PROBLEM TO WORK ON>
Leave the pictures out and transcribe every record exactly.

DATA>
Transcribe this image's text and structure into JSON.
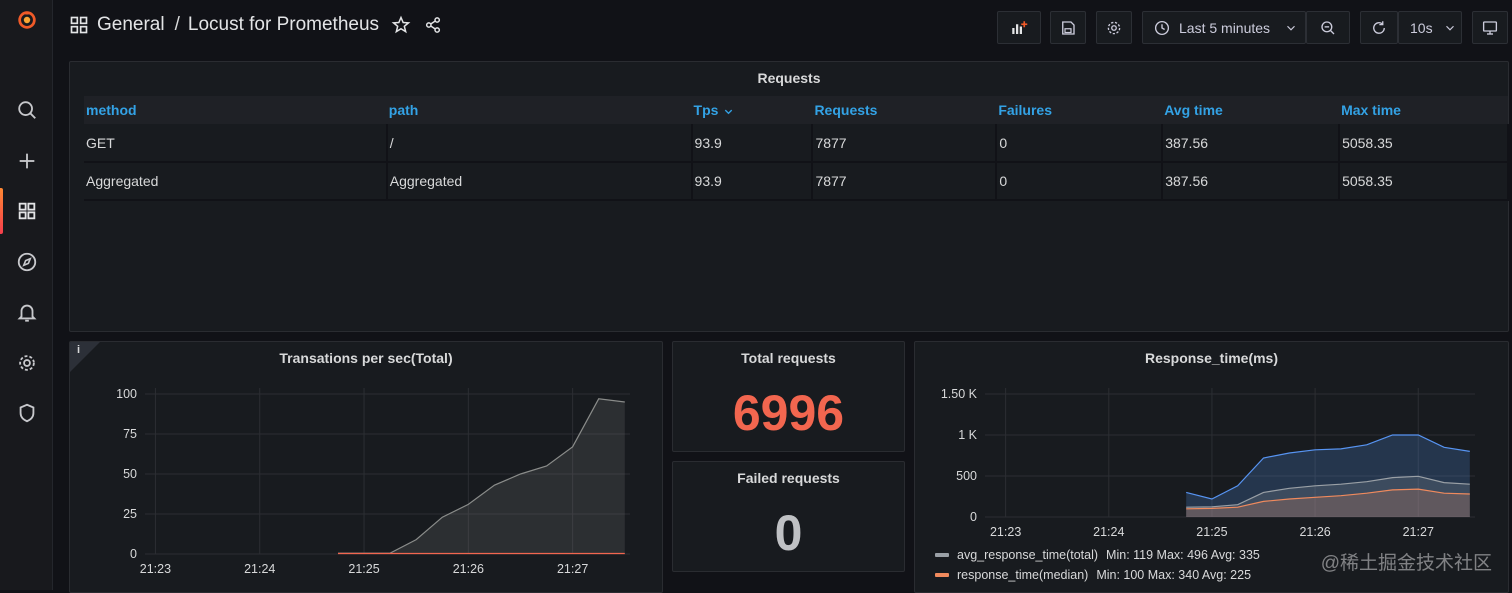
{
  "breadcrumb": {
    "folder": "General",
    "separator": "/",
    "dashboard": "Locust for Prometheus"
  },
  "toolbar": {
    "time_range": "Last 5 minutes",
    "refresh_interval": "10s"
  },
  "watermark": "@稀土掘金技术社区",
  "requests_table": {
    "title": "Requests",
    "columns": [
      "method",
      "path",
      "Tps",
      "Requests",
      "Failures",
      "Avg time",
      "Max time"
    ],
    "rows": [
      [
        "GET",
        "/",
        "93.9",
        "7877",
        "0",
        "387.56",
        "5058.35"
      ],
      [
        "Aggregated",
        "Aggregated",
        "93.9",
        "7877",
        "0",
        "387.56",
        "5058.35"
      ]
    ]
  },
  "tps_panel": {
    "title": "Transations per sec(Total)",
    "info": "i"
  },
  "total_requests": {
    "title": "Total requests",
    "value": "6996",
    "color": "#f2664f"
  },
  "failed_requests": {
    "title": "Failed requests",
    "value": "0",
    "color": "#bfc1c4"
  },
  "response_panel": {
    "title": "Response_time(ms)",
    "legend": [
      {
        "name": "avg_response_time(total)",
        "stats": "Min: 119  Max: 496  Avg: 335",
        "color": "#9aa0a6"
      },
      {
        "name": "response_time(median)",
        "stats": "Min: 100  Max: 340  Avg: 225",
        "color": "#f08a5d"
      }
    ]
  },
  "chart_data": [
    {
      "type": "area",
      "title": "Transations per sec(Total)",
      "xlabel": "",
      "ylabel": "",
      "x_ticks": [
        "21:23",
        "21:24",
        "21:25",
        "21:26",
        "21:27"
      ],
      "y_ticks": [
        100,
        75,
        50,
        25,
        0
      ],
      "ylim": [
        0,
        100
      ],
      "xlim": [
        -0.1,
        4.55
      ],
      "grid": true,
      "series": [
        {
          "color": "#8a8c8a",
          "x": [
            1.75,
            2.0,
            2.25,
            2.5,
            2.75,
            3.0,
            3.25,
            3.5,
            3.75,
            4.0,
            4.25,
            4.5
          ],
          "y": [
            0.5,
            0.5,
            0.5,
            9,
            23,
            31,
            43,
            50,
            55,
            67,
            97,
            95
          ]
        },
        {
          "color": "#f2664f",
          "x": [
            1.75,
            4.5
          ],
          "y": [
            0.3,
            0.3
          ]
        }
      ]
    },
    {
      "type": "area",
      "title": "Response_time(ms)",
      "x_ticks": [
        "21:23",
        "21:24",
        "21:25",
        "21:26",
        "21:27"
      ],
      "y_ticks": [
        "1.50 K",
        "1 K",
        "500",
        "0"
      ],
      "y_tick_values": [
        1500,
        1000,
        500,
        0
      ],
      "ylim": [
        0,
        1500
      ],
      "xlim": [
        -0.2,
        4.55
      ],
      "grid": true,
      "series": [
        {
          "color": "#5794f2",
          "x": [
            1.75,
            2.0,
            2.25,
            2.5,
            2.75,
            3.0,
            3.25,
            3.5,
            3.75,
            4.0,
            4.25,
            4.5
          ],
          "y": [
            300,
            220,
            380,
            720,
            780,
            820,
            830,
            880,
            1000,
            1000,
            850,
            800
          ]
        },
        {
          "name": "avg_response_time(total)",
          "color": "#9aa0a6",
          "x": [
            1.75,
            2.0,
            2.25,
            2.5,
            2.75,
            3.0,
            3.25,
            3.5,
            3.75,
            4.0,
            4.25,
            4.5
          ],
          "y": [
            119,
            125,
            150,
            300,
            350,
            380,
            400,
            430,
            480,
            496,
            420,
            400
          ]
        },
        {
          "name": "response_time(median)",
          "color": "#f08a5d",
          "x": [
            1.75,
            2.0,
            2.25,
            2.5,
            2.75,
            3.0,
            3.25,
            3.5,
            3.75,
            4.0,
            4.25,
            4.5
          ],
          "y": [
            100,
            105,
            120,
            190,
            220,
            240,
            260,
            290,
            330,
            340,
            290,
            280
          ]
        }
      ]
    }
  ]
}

RESULT OF THE EXERCISE>
Transcribe this image's text and structure into JSON.
{
  "breadcrumb": {
    "folder": "General",
    "separator": "/",
    "dashboard": "Locust for Prometheus"
  },
  "toolbar": {
    "time_range": "Last 5 minutes",
    "refresh_interval": "10s"
  },
  "watermark": "@稀土掘金技术社区",
  "requests_table": {
    "title": "Requests",
    "columns": [
      "method",
      "path",
      "Tps",
      "Requests",
      "Failures",
      "Avg time",
      "Max time"
    ],
    "rows": [
      [
        "GET",
        "/",
        "93.9",
        "7877",
        "0",
        "387.56",
        "5058.35"
      ],
      [
        "Aggregated",
        "Aggregated",
        "93.9",
        "7877",
        "0",
        "387.56",
        "5058.35"
      ]
    ]
  },
  "tps_panel": {
    "title": "Transations per sec(Total)",
    "info": "i"
  },
  "total_requests": {
    "title": "Total requests",
    "value": "6996",
    "color": "#f2664f"
  },
  "failed_requests": {
    "title": "Failed requests",
    "value": "0",
    "color": "#bfc1c4"
  },
  "response_panel": {
    "title": "Response_time(ms)",
    "legend": [
      {
        "name": "avg_response_time(total)",
        "stats": "Min: 119  Max: 496  Avg: 335",
        "color": "#9aa0a6"
      },
      {
        "name": "response_time(median)",
        "stats": "Min: 100  Max: 340  Avg: 225",
        "color": "#f08a5d"
      }
    ]
  },
  "chart_data": [
    {
      "type": "area",
      "title": "Transations per sec(Total)",
      "xlabel": "",
      "ylabel": "",
      "x_ticks": [
        "21:23",
        "21:24",
        "21:25",
        "21:26",
        "21:27"
      ],
      "y_ticks": [
        100,
        75,
        50,
        25,
        0
      ],
      "ylim": [
        0,
        100
      ],
      "xlim": [
        -0.1,
        4.55
      ],
      "grid": true,
      "series": [
        {
          "color": "#8a8c8a",
          "x": [
            1.75,
            2.0,
            2.25,
            2.5,
            2.75,
            3.0,
            3.25,
            3.5,
            3.75,
            4.0,
            4.25,
            4.5
          ],
          "y": [
            0.5,
            0.5,
            0.5,
            9,
            23,
            31,
            43,
            50,
            55,
            67,
            97,
            95
          ]
        },
        {
          "color": "#f2664f",
          "x": [
            1.75,
            4.5
          ],
          "y": [
            0.3,
            0.3
          ]
        }
      ]
    },
    {
      "type": "area",
      "title": "Response_time(ms)",
      "x_ticks": [
        "21:23",
        "21:24",
        "21:25",
        "21:26",
        "21:27"
      ],
      "y_ticks": [
        "1.50 K",
        "1 K",
        "500",
        "0"
      ],
      "y_tick_values": [
        1500,
        1000,
        500,
        0
      ],
      "ylim": [
        0,
        1500
      ],
      "xlim": [
        -0.2,
        4.55
      ],
      "grid": true,
      "series": [
        {
          "color": "#5794f2",
          "x": [
            1.75,
            2.0,
            2.25,
            2.5,
            2.75,
            3.0,
            3.25,
            3.5,
            3.75,
            4.0,
            4.25,
            4.5
          ],
          "y": [
            300,
            220,
            380,
            720,
            780,
            820,
            830,
            880,
            1000,
            1000,
            850,
            800
          ]
        },
        {
          "name": "avg_response_time(total)",
          "color": "#9aa0a6",
          "x": [
            1.75,
            2.0,
            2.25,
            2.5,
            2.75,
            3.0,
            3.25,
            3.5,
            3.75,
            4.0,
            4.25,
            4.5
          ],
          "y": [
            119,
            125,
            150,
            300,
            350,
            380,
            400,
            430,
            480,
            496,
            420,
            400
          ]
        },
        {
          "name": "response_time(median)",
          "color": "#f08a5d",
          "x": [
            1.75,
            2.0,
            2.25,
            2.5,
            2.75,
            3.0,
            3.25,
            3.5,
            3.75,
            4.0,
            4.25,
            4.5
          ],
          "y": [
            100,
            105,
            120,
            190,
            220,
            240,
            260,
            290,
            330,
            340,
            290,
            280
          ]
        }
      ]
    }
  ]
}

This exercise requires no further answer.